## Exercise inputs
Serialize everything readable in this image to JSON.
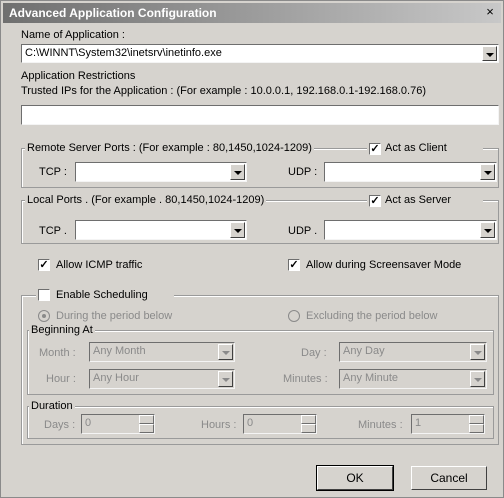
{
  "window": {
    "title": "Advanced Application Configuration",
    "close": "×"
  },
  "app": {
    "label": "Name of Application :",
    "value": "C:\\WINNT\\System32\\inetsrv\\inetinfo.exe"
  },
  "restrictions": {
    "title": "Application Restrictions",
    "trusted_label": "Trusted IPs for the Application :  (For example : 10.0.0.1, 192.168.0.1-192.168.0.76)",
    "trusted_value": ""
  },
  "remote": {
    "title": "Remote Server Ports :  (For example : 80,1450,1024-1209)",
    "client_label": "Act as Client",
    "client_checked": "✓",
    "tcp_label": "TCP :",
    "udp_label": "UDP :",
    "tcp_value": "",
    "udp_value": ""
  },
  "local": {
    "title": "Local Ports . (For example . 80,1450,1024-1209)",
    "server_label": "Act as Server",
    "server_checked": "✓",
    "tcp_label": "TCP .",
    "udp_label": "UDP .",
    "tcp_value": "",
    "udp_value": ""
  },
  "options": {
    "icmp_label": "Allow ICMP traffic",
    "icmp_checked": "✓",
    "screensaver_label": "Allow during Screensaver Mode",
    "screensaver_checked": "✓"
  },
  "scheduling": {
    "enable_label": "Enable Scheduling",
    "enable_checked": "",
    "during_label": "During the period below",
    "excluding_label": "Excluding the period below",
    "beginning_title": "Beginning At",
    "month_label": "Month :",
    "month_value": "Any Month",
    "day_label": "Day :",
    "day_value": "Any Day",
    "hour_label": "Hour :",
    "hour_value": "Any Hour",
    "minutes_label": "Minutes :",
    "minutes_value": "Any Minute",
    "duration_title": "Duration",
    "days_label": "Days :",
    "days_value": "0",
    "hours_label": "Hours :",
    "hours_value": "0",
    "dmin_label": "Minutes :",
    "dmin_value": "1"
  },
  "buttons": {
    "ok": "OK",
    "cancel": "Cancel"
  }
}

## Problem
From the records given above, copy all lines containing "below".

## Correct output
    "during_label": "During the period below",
    "excluding_label": "Excluding the period below",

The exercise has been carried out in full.